Entries shown:

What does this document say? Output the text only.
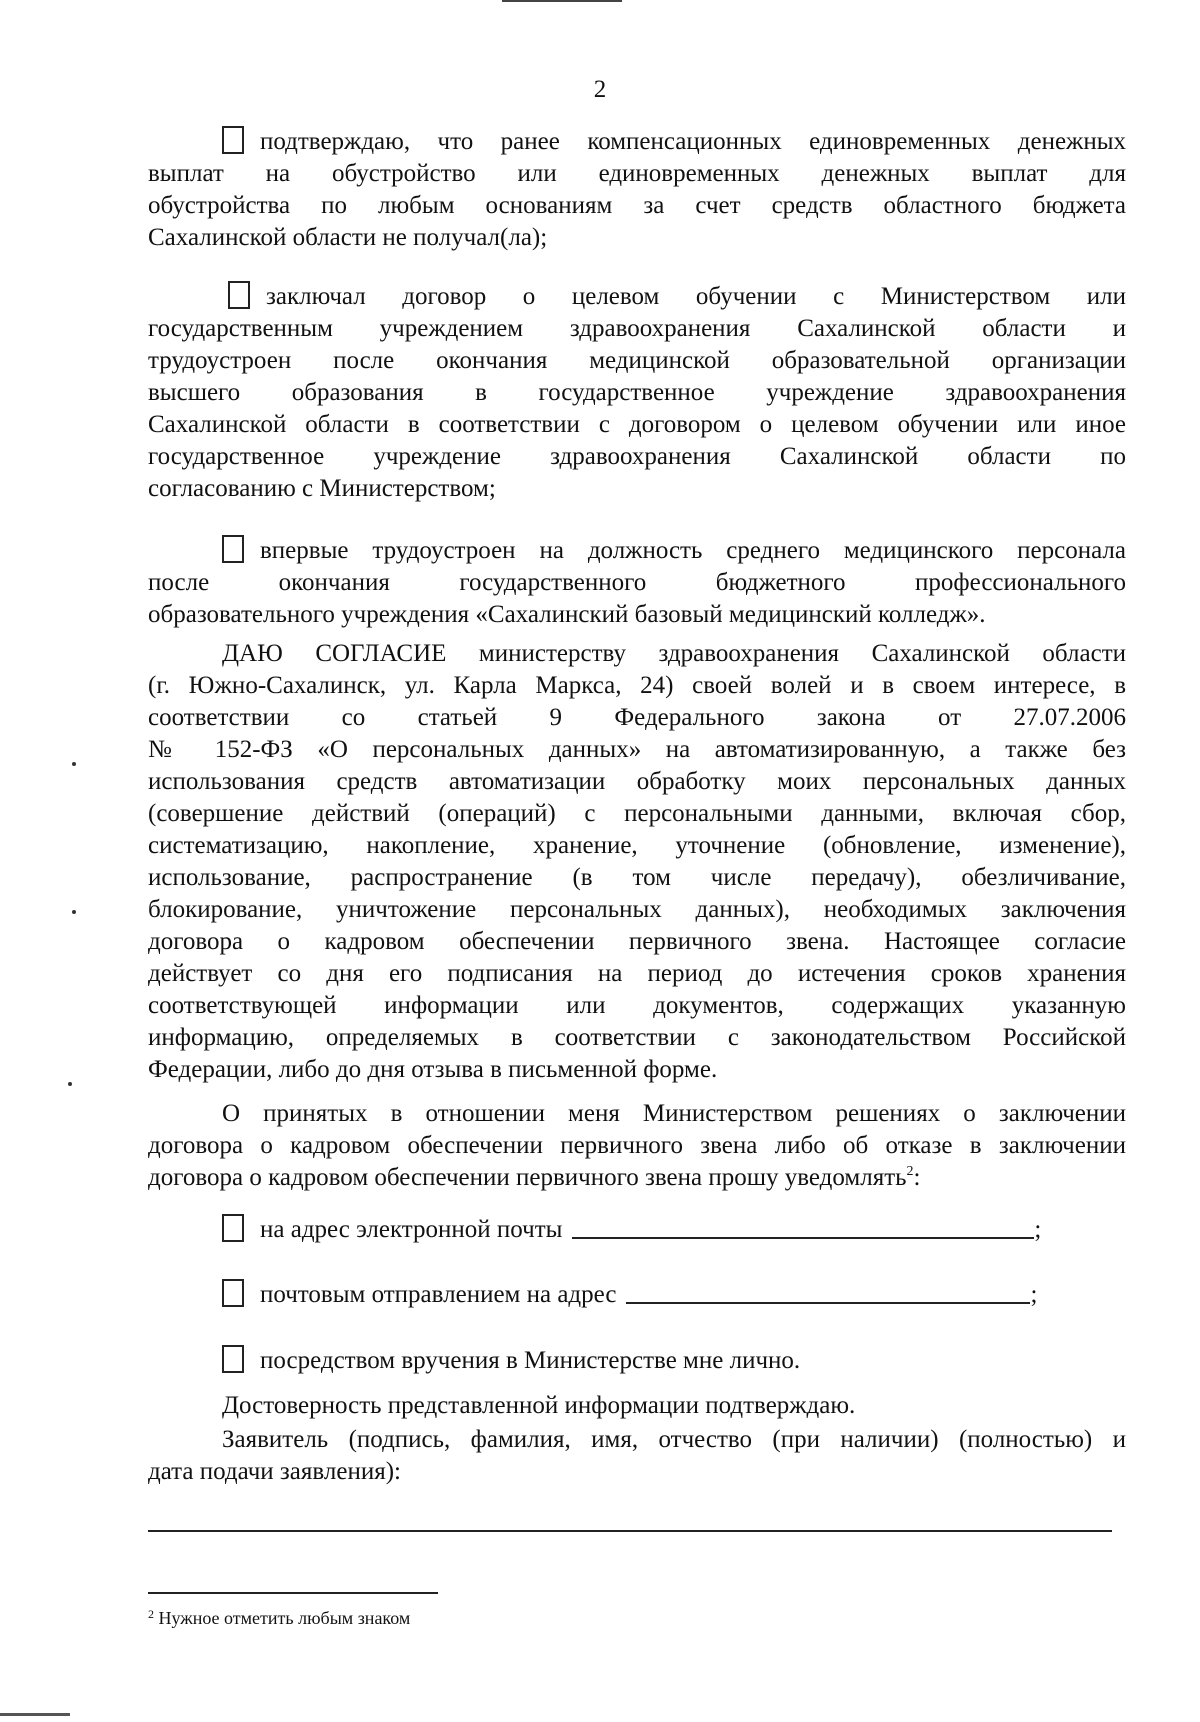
2
подтверждаю, что ранее компенсационных единовременных денежных
выплат на обустройство или единовременных денежных выплат для
обустройства по любым основаниям за счет средств областного бюджета
Сахалинской области не получал(ла);
заключал договор о целевом обучении с Министерством или
государственным учреждением здравоохранения Сахалинской области и
трудоустроен после окончания медицинской образовательной организации
высшего образования в государственное учреждение здравоохранения
Сахалинской области в соответствии с договором о целевом обучении или иное
государственное учреждение здравоохранения Сахалинской области по
согласованию с Министерством;
впервые трудоустроен на должность среднего медицинского персонала
после окончания государственного бюджетного профессионального
образовательного учреждения «Сахалинский базовый медицинский колледж».
ДАЮ СОГЛАСИЕ министерству здравоохранения Сахалинской области
(г. Южно-Сахалинск, ул. Карла Маркса, 24) своей волей и в своем интересе, в
соответствии со статьей 9 Федерального закона от 27.07.2006
№ 152-ФЗ «О персональных данных» на автоматизированную, а также без
использования средств автоматизации обработку моих персональных данных
(совершение действий (операций) с персональными данными, включая сбор,
систематизацию, накопление, хранение, уточнение (обновление, изменение),
использование, распространение (в том числе передачу), обезличивание,
блокирование, уничтожение персональных данных), необходимых заключения
договора о кадровом обеспечении первичного звена. Настоящее согласие
действует со дня его подписания на период до истечения сроков хранения
соответствующей информации или документов, содержащих указанную
информацию, определяемых в соответствии с законодательством Российской
Федерации, либо до дня отзыва в письменной форме.
О принятых в отношении меня Министерством решениях о заключении
договора о кадровом обеспечении первичного звена либо об отказе в заключении
договора о кадровом обеспечении первичного звена прошу уведомлять$^2$:
на адрес электронной почты	;
почтовым отправлением на адрес	;
посредством вручения в Министерстве мне лично.
Достоверность представленной информации подтверждаю.
Заявитель (подпись, фамилия, имя, отчество (при наличии) (полностью) и
дата подачи заявления):
$^2$ Нужное отметить любым знаком
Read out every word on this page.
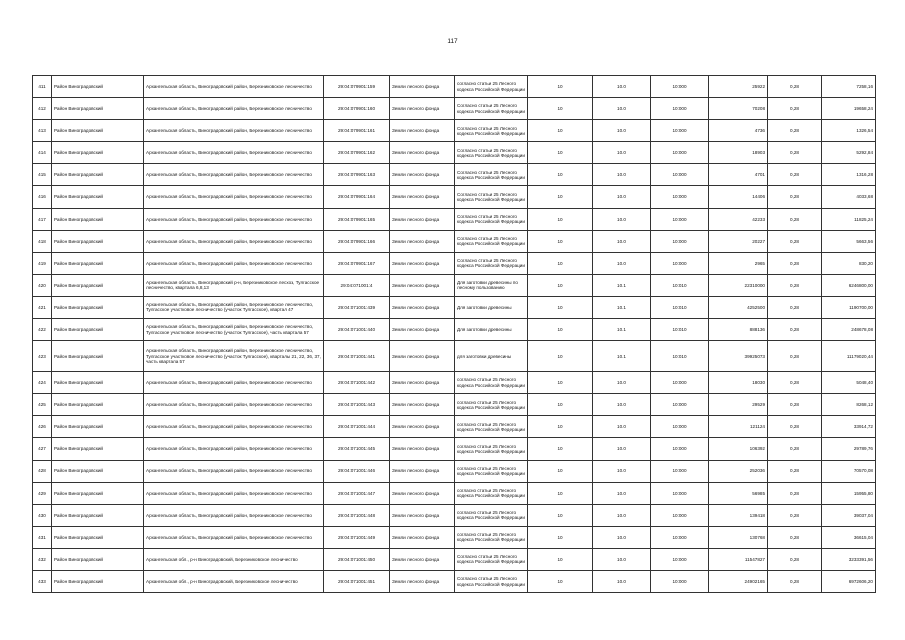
117
411	Район Виноградовский	Архангельская область, Виноградовский район, Березниковское лесничество	29:04:079901:159	Земли лесного фонда	согласно статьи 25 Лесного кодекса Российской Федерации	10	10.0	10:000	25922	0,28	7258,16
412	Район Виноградовский	Архангельская область, Виноградовский район, Березниковское лесничество	29:04:079901:160	Земли лесного фонда	Согласно статьи 25 Лесного кодекса Российской Федерации	10	10.0	10:000	70208	0,28	19658,24
413	Район Виноградовский	Архангельская область, Виноградовский район, Березниковское лесничество	29:04:079901:161	Земли лесного фонда	Согласно статьи 25 Лесного кодекса Российской Федерации	10	10.0	10:000	4736	0,28	1326,54
414	Район Виноградовский	Архангельская область, Виноградовский район, Березниковское лесничество	29:04:079901:162	Земли лесного фонда	Согласно статьи 25 Лесного кодекса Российской Федерации	10	10.0	10:000	18903	0,28	5292,84
415	Район Виноградовский	Архангельская область, Виноградовский район, Березниковское лесничество	29:04:079901:163	Земли лесного фонда	Согласно статьи 25 Лесного кодекса Российской Федерации	10	10.0	10:000	4701	0,28	1316,28
416	Район Виноградовский	Архангельская область, Виноградовский район, Березниковское лесничество	29:04:079901:164	Земли лесного фонда	Согласно статьи 25 Лесного кодекса Российской Федерации	10	10.0	10:000	14406	0,28	4033,68
417	Район Виноградовский	Архангельская область, Виноградовский район, Березниковское лесничество	29:04:079901:165	Земли лесного фонда	Согласно статьи 25 Лесного кодекса Российской Федерации	10	10.0	10:000	42233	0,28	11825,24
418	Район Виноградовский	Архангельская область, Виноградовский район, Березниковское лесничество	29:04:079901:166	Земли лесного фонда	Согласно статьи 25 Лесного кодекса Российской Федерации	10	10.0	10:000	20227	0,28	5663,56
419	Район Виноградовский	Архангельская область, Виноградовский район, Березниковское лесничество	29:04:079901:167	Земли лесного фонда	Согласно статьи 25 Лесного кодекса Российской Федерации	10	10.0	10:000	2965	0,28	830,20
420	Район Виноградовский	Архангельская область, Виноградовский р-н, Березниковское лесхоз, Тулгасское лесничество, квартала 6,8,13	29:04:071001:4	Земли лесного фонда	Для заготовки древесины по лесному пользованию	10	10.1	10:010	22310000	0,28	6246800,00
421	Район Виноградовский	Архангельская область, Виноградовский район, Березниковское лесничество, Тулгасское участковое лесничество (участок Тулгасское), квартал 47	29:04:071001:439	Земли лесного фонда	Для заготовки древесины	10	10.1	10:010	4252500	0,28	1190700,00
422	Район Виноградовский	Архангельская область, Виноградовский район, Березниковское лесничество, Тулгасское участковое лесничество (участок Тулгасское), часть квартала 57	29:04:071001:440	Земли лесного фонда	Для заготовки древесины	10	10.1	10:010	888136	0,28	248678,08
423	Район Виноградовский	Архангельская область, Виноградовский район, Березниковское лесничество, Тулгасское участковое лесничество (участок Тулгасское), кварталы 21, 22, 36, 37, часть квартала 57	29:04:071001:441	Земли лесного фонда	для заготовки древесины	10	10.1	10:010	39925073	0,28	11179020,44
424	Район Виноградовский	Архангельская область, Виноградовский район, Березниковское лесничество	29:04:071001:442	Земли лесного фонда	согласно статьи 25 Лесного кодекса Российской Федерации	10	10.0	10:000	18030	0,28	5048,40
425	Район Виноградовский	Архангельская область, Виноградовский район, Березниковское лесничество	29:04:071001:443	Земли лесного фонда	согласно статьи 25 Лесного кодекса Российской Федерации	10	10.0	10:000	29529	0,28	8268,12
426	Район Виноградовский	Архангельская область, Виноградовский район, Березниковское лесничество	29:04:071001:444	Земли лесного фонда	согласно статьи 25 Лесного кодекса Российской Федерации	10	10.0	10:000	121124	0,28	33914,72
427	Район Виноградовский	Архангельская область, Виноградовский район, Березниковское лесничество	29:04:071001:445	Земли лесного фонда	согласно статьи 25 Лесного кодекса Российской Федерации	10	10.0	10:000	106392	0,28	29789,76
428	Район Виноградовский	Архангельская область, Виноградовский район, Березниковское лесничество	29:04:071001:446	Земли лесного фонда	согласно статьи 25 Лесного кодекса Российской Федерации	10	10.0	10:000	252036	0,28	70570,08
429	Район Виноградовский	Архангельская область, Виноградовский район, Березниковское лесничество	29:04:071001:447	Земли лесного фонда	согласно статьи 25 Лесного кодекса Российской Федерации	10	10.0	10:000	56985	0,28	15955,80
430	Район Виноградовский	Архангельская область, Виноградовский район, Березниковское лесничество	29:04:071001:448	Земли лесного фонда	согласно статьи 25 Лесного кодекса Российской Федерации	10	10.0	10:000	139418	0,28	39037,04
431	Район Виноградовский	Архангельская область, Виноградовский район, Березниковское лесничество	29:04:071001:449	Земли лесного фонда	согласно статьи 25 Лесного кодекса Российской Федерации	10	10.0	10:000	130768	0,28	36615,04
432	Район Виноградовский	Архангельская обл., р-н Виноградовский, Березниковское лесничество	29:04:071001:450	Земли лесного фонда	Согласно статьи 25 Лесного кодекса Российской Федерации	10	10.0	10:000	11547827	0,28	3233391,56
433	Район Виноградовский	Архангельская обл., р-н Виноградовский, Березниковское лесничество	29:04:071001:451	Земли лесного фонда	Согласно статьи 25 Лесного кодекса Российской Федерации	10	10.0	10:000	24902165	0,28	6972606,20
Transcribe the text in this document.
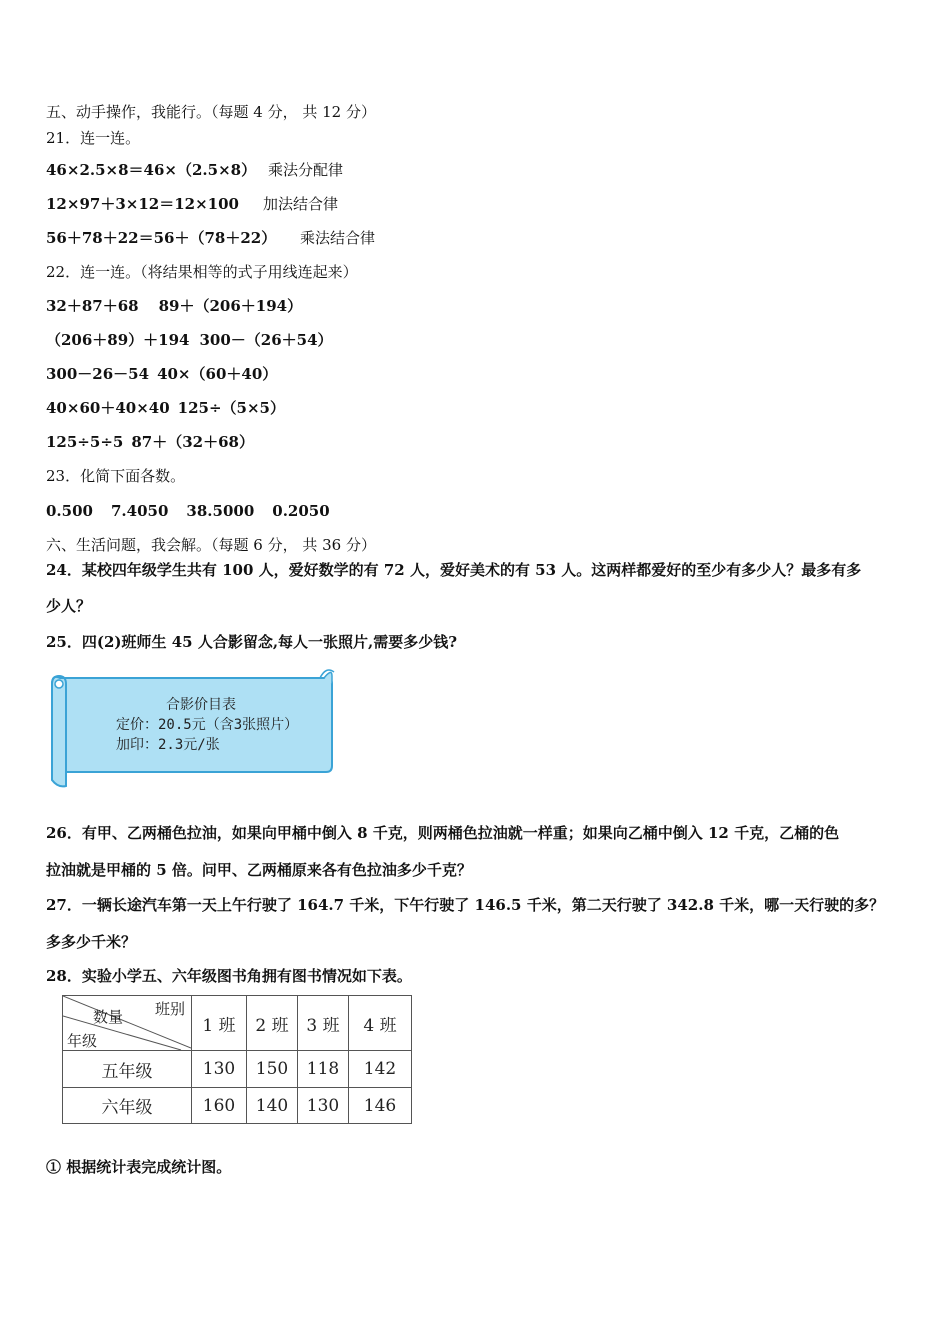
五、动手操作，我能行。（每题 4 分， 共 12 分）
21．连一连。
46×2.5×8＝46×（2.5×8） 乘法分配律
12×97＋3×12＝12×100 加法结合律
56＋78＋22＝56＋（78＋22） 乘法结合律
22．连一连。（将结果相等的式子用线连起来）
32＋87＋68 89＋（206＋194）
（206＋89）＋194 300－（26＋54）
300－26－54 40×（60＋40）
40×60＋40×40 125÷（5×5）
125÷5÷5 87＋（32＋68）
23．化简下面各数。
0.500 7.4050 38.5000 0.2050
六、生活问题，我会解。（每题 6 分， 共 36 分）
24．某校四年级学生共有 100 人，爱好数学的有 72 人，爱好美术的有 53 人。这两样都爱好的至少有多少人？最多有多
少人？
25．四(2)班师生 45 人合影留念,每人一张照片,需要多少钱?
合影价目表
定价：20.5元（含3张照片）
加印：2.3元/张
26．有甲、乙两桶色拉油，如果向甲桶中倒入 8 千克，则两桶色拉油就一样重；如果向乙桶中倒入 12 千克，乙桶的色
拉油就是甲桶的 5 倍。问甲、乙两桶原来各有色拉油多少千克？
27．一辆长途汽车第一天上午行驶了 164.7 千米，下午行驶了 146.5 千米，第二天行驶了 342.8 千米，哪一天行驶的多？
多多少千米？
28．实验小学五、六年级图书角拥有图书情况如下表。
班别
数量
年级	1 班	2 班	3 班	4 班
五年级	130	150	118	142
六年级	160	140	130	146
① 根据统计表完成统计图。
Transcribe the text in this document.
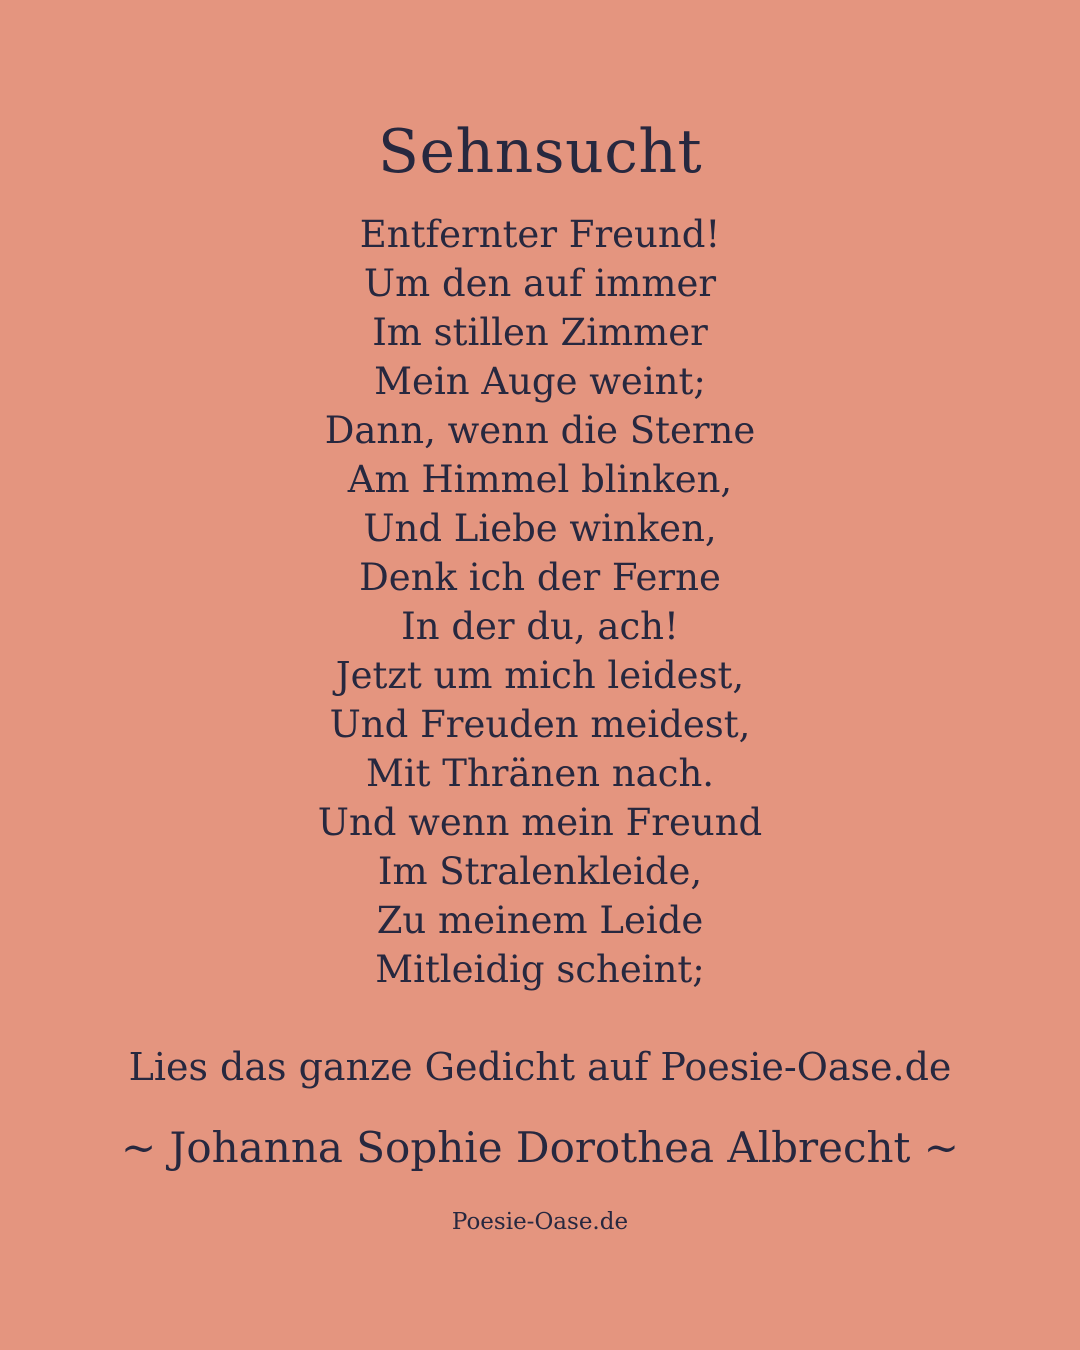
Sehnsucht
Entfernter Freund!
Um den auf immer
Im stillen Zimmer
Mein Auge weint;
Dann, wenn die Sterne
Am Himmel blinken,
Und Liebe winken,
Denk ich der Ferne
In der du, ach!
Jetzt um mich leidest,
Und Freuden meidest,
Mit Thränen nach.
Und wenn mein Freund
Im Stralenkleide,
Zu meinem Leide
Mitleidig scheint;
Lies das ganze Gedicht auf Poesie-Oase.de
~ Johanna Sophie Dorothea Albrecht ~
Poesie-Oase.de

Written request: All lines above containing the string "либо" are to be collected.

Task response:
Федерации, либо до дня отзыва в письменной форме.
договора о кадровом обеспечении первичного звена либо об отказе в заключении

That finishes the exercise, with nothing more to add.